• _GIVEN TASK_:
Among the entries below, find how many lines carry the word "эксплуатацию" and state only that figure.
- - - -
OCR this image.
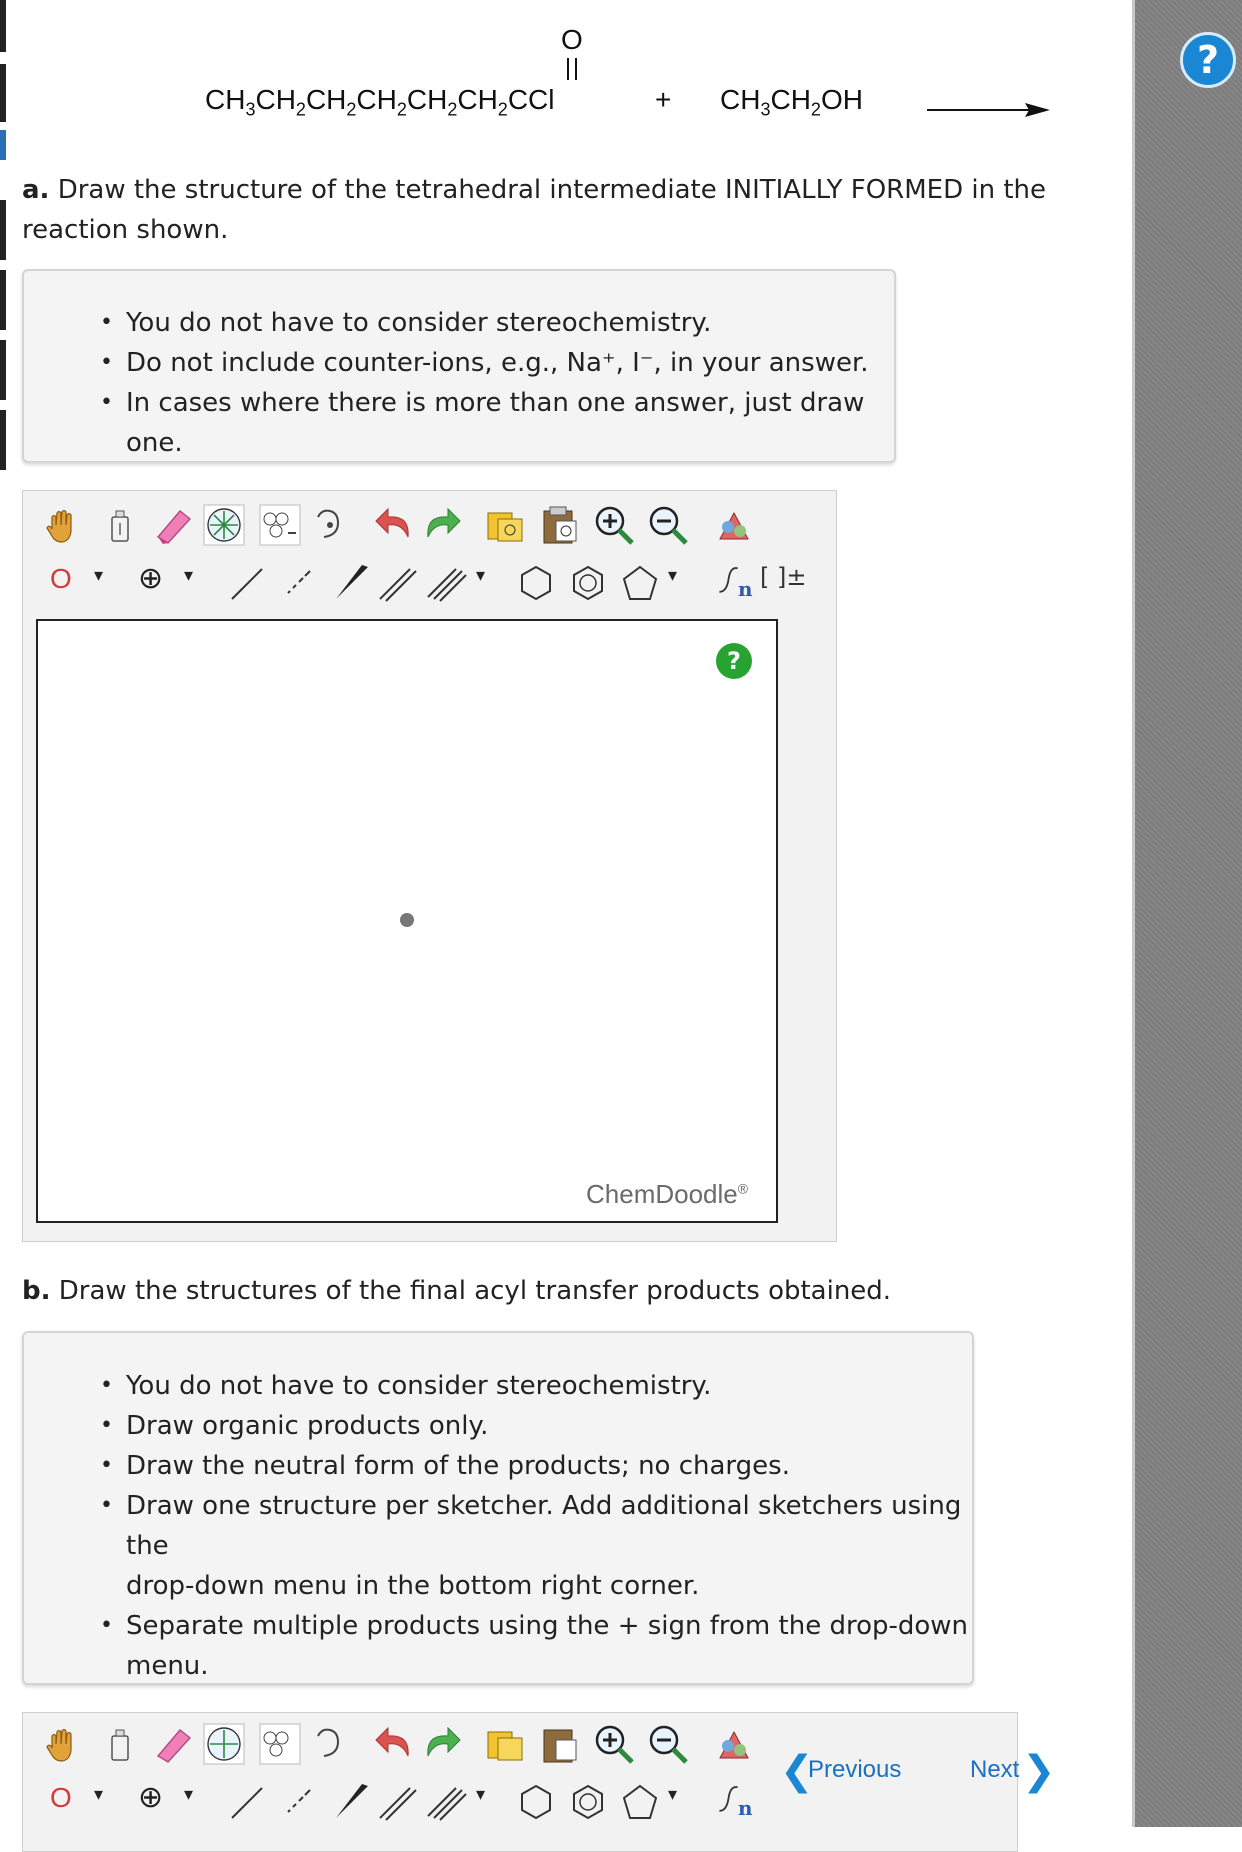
?
O
$CH_3CH_2CH_2CH_2CH_2CH_2CCl$	+ $CH_3CH_2OH$
a. Draw the structure of the tetrahedral intermediate INITIALLY FORMED in the
reaction shown.
• You do not have to consider stereochemistry.
• Do not include counter-ions, e.g., Na⁺, I⁻, in your answer.
• In cases where there is more than one answer, just draw one.
O ▾ ⊕ ▾	▾	▾
n [ ]±
?
ChemDoodle®
b. Draw the structures of the final acyl transfer products obtained.
• You do not have to consider stereochemistry.
• Draw organic products only.
• Draw the neutral form of the products; no charges.
• Draw one structure per sketcher. Add additional sketchers using the
drop-down menu in the bottom right corner.
• Separate multiple products using the + sign from the drop-down
menu.
O ▾ ⊕ ▾	▾	▾
n
❮
Previous	Next ❯
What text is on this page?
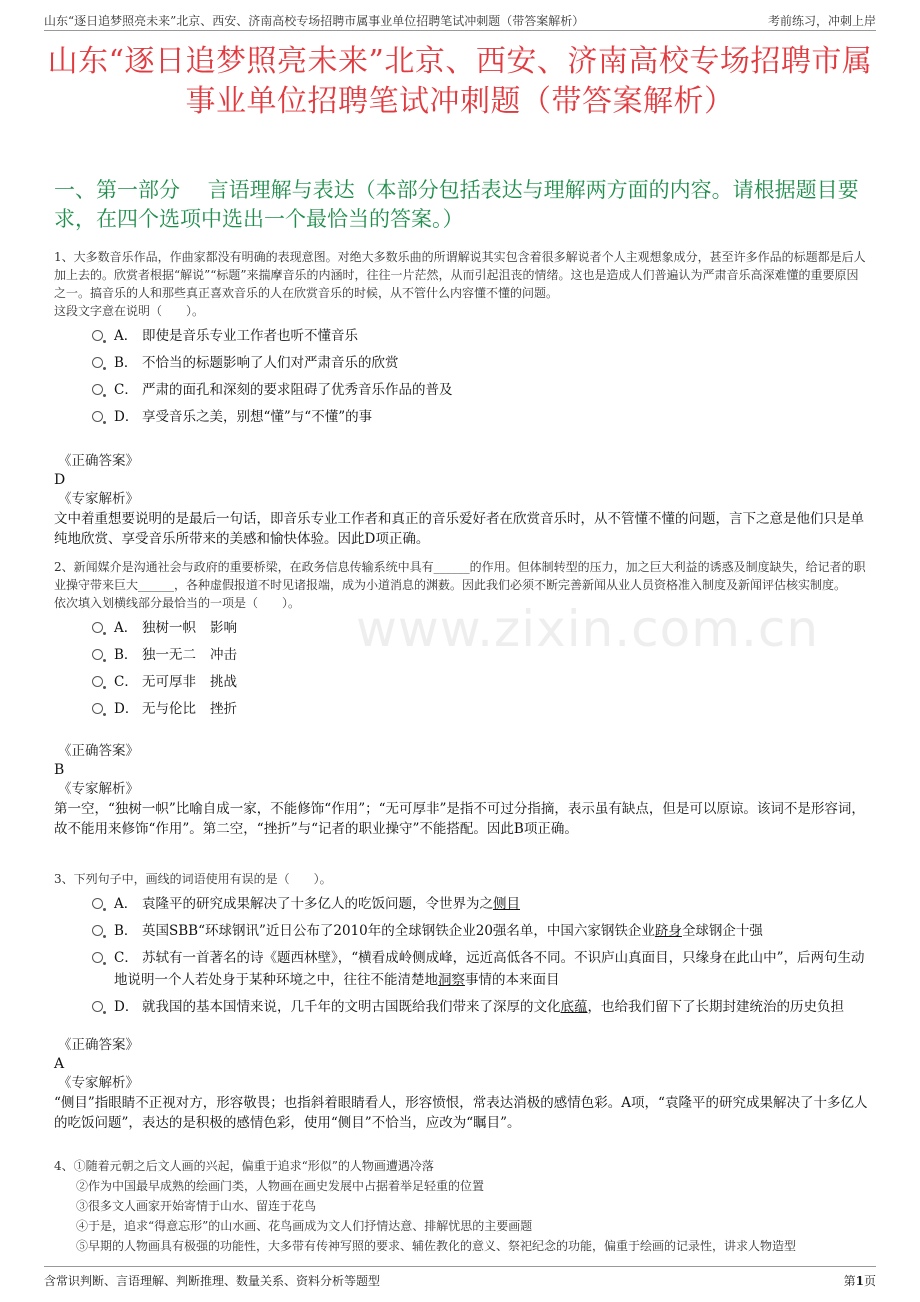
山东“逐日追梦照亮未来”北京、西安、济南高校专场招聘市属事业单位招聘笔试冲刺题（带答案解析）	考前练习，冲刺上岸
山东“逐日追梦照亮未来”北京、西安、济南高校专场招聘市属
事业单位招聘笔试冲刺题（带答案解析）
一、第一部分　 言语理解与表达（本部分包括表达与理解两方面的内容。请根据题目要求，在四个选项中选出一个最恰当的答案。）
www.zixin.com.cn
1、大多数音乐作品，作曲家都没有明确的表现意图。对绝大多数乐曲的所谓解说其实包含着很多解说者个人主观想象成分，甚至许多作品的标题都是后人加上去的。欣赏者根据“解说”“标题”来揣摩音乐的内涵时，往往一片茫然，从而引起沮丧的情绪。这也是造成人们普遍认为严肃音乐高深难懂的重要原因之一。搞音乐的人和那些真正喜欢音乐的人在欣赏音乐的时候，从不管什么内容懂不懂的问题。
这段文字意在说明（　　）。
A． 即使是音乐专业工作者也听不懂音乐
B． 不恰当的标题影响了人们对严肃音乐的欣赏
C． 严肃的面孔和深刻的要求阻碍了优秀音乐作品的普及
D． 享受音乐之美，别想“懂”与“不懂”的事
《正确答案》
D
《专家解析》
文中着重想要说明的是最后一句话，即音乐专业工作者和真正的音乐爱好者在欣赏音乐时，从不管懂不懂的问题，言下之意是他们只是单纯地欣赏、享受音乐所带来的美感和愉快体验。因此D项正确。
2、新闻媒介是沟通社会与政府的重要桥梁，在政务信息传输系统中具有______的作用。但体制转型的压力，加之巨大利益的诱惑及制度缺失，给记者的职业操守带来巨大______，各种虚假报道不时见诸报端，成为小道消息的渊薮。因此我们必须不断完善新闻从业人员资格准入制度及新闻评估核实制度。
依次填入划横线部分最恰当的一项是（　　）。
A． 独树一帜 影响
B． 独一无二 冲击
C． 无可厚非 挑战
D． 无与伦比 挫折
《正确答案》
B
《专家解析》
第一空，“独树一帜”比喻自成一家，不能修饰“作用”；“无可厚非”是指不可过分指摘，表示虽有缺点，但是可以原谅。该词不是形容词，故不能用来修饰“作用”。第二空，“挫折”与“记者的职业操守”不能搭配。因此B项正确。
3、下列句子中，画线的词语使用有误的是（　　）。
A． 袁隆平的研究成果解决了十多亿人的吃饭问题，令世界为之侧目
B． 英国SBB“环球钢讯”近日公布了2010年的全球钢铁企业20强名单，中国六家钢铁企业跻身全球钢企十强
C． 苏轼有一首著名的诗《题西林壁》，“横看成岭侧成峰，远近高低各不同。不识庐山真面目，只缘身在此山中”，后两句生动地说明一个人若处身于某种环境之中，往往不能清楚地洞察事情的本来面目
D． 就我国的基本国情来说，几千年的文明古国既给我们带来了深厚的文化底蕴，也给我们留下了长期封建统治的历史负担
《正确答案》
A
《专家解析》
“侧目”指眼睛不正视对方，形容敬畏；也指斜着眼睛看人，形容愤恨，常表达消极的感情色彩。A项，“袁隆平的研究成果解决了十多亿人的吃饭问题”，表达的是积极的感情色彩，使用“侧目”不恰当，应改为“瞩目”。
4、①随着元朝之后文人画的兴起，偏重于追求“形似”的人物画遭遇冷落
②作为中国最早成熟的绘画门类，人物画在画史发展中占据着举足轻重的位置
③很多文人画家开始寄情于山水、留连于花鸟
④于是，追求“得意忘形”的山水画、花鸟画成为文人们抒情达意、排解忧思的主要画题
⑤早期的人物画具有极强的功能性，大多带有传神写照的要求、辅佐教化的意义、祭祀纪念的功能，偏重于绘画的记录性，讲求人物造型
含常识判断、言语理解、判断推理、数量关系、资料分析等题型	第1页
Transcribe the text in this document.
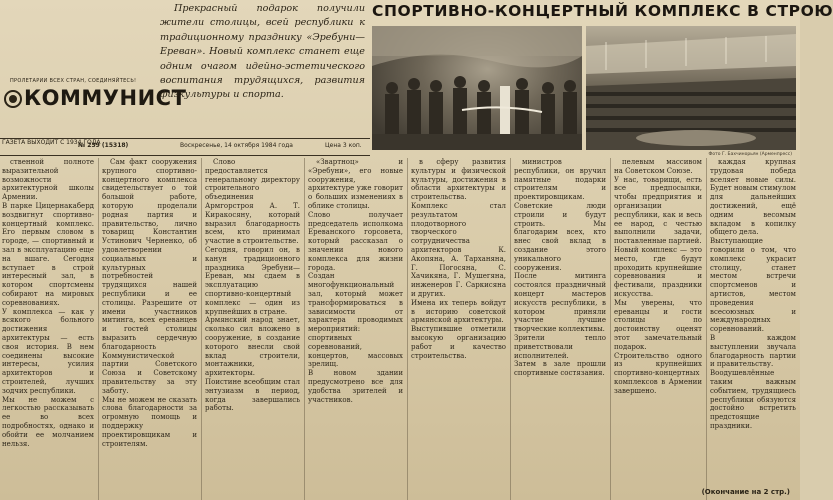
ПРОЛЕТАРИИ ВСЕХ СТРАН, СОЕДИНЯЙТЕСЬ!
КОММУНИСТ
ГАЗЕТА ВЫХОДИТ С 1934 ГОДА
№ 239 (15318)	Воскресенье, 14 октября 1984 года	Цена 3 коп.
Прекрасный подарок получили жители столицы, всей республики к традиционному празднику «Эребуни—Ереван». Новый комплекс станет еще одним очагом идейно-эстетического воспитания трудящихся, развития физкультуры и спорта.
СПОРТИВНО-КОНЦЕРТНЫЙ КОМПЛЕКС В СТРОЮ
Фото Г. Бахчинорьян (Арменпресс)
ственной полноте выразительной возможности архитектурной школы Армении.
В парке Цицернакаберд воздвигнут спортивно-концертный комплекс. Его первым словом в городе, — спортивный и зал в эксплуатацию еще на вшаге. Сегодня вступает в строй интересный зал, в котором спортсмены собирают на мировых соревнованиях.
У комплекса — как у всякого больного достижения архитектуры — есть своя история. В нем соединены высокие интересы, усилия архитекторов и строителей, лучших зодчих республики.
Мы не можем с легкостью рассказывать ее во всех подробностях, однако и обойти ее молчанием нельзя.
Сам факт сооружения крупного спортивно-концертного комплекса свидетельствует о той большой работе, которую проделали родная партия и правительство, лично товарищ Константин Устинович Черненко, об удовлетворении социальных и культурных потребностей трудящихся нашей республики и ее столицы. Разрешите от имени участников митинга, всех ереванцев и гостей столицы выразить сердечную благодарность Коммунистической партии Советского Союза и Советскому правительству за эту заботу.
Мы не можем не сказать слова благодарности за огромную помощь и поддержку проектировщикам и строителям.
Слово предоставляется генеральному директору строительного объединения Армгорстроя А. Т. Киракосяну, который выразил благодарность всем, кто принимал участие в строительстве.
Сегодня, говорил он, в канун традиционного праздника Эребуни—Ереван, мы сдаем в эксплуатацию спортивно-концертный комплекс — один из крупнейших в стране.
Армянский народ знает, сколько сил вложено в сооружение, в создание которого внесли свой вклад строители, монтажники, архитекторы.
Поистине всеобщим стал энтузиазм в период, когда завершались работы.
«Звартноц» и «Эребуни», его новые сооружения, архитектуре уже говорит о больших изменениях в облике столицы.
Слово получает председатель исполкома Ереванского горсовета, который рассказал о значении нового комплекса для жизни города.
Создан многофункциональный зал, который может трансформироваться в зависимости от характера проводимых мероприятий: спортивных соревнований, концертов, массовых зрелищ.
В новом здании предусмотрено все для удобства зрителей и участников.
в сферу развития культуры и физической культуры, достижения в области архитектуры и строительства.
Комплекс стал результатом плодотворного творческого сотрудничества архитекторов К. Акопяна, А. Тарханяна, Г. Погосяна, С. Хачикяна, Г. Мушегяна, инженеров Г. Саркисяна и других.
Имена их теперь войдут в историю советской армянской архитектуры.
Выступившие отметили высокую организацию работ и качество строительства.
министров республики, он вручил памятные подарки строителям и проектировщикам.
Советские люди строили и будут строить. Мы благодарим всех, кто внес свой вклад в создание этого уникального сооружения.
После митинга состоялся праздничный концерт мастеров искусств республики, в котором приняли участие лучшие творческие коллективы.
Зрители тепло приветствовали исполнителей.
Затем в зале прошли спортивные состязания.
пелевым массивом на Советском Союзе.
У нас, товарищи, есть все предпосылки, чтобы предприятия и организации республики, как и весь ее народ, с честью выполнили задачи, поставленные партией.
Новый комплекс — это место, где будут проходить крупнейшие соревнования и фестивали, праздники искусства.
Мы уверены, что ереванцы и гости столицы по достоинству оценят этот замечательный подарок.
Строительство одного из крупнейших спортивно-концертных комплексов в Армении завершено.
каждая крупная трудовая победа вселяет новые силы. Будет новым стимулом для дальнейших достижений, ещё одним весомым вкладом в копилку общего дела.
Выступающие говорили о том, что комплекс украсит столицу, станет местом встречи спортсменов и артистов, местом проведения всесоюзных и международных соревнований.
В каждом выступлении звучала благодарность партии и правительству.
Воодушевлённые таким важным событием, трудящиесь республики обязуются достойно встретить предстоящие праздники.
(Окончание на 2 стр.)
- - - -
• _ANSWER FOR THE TASK_:
2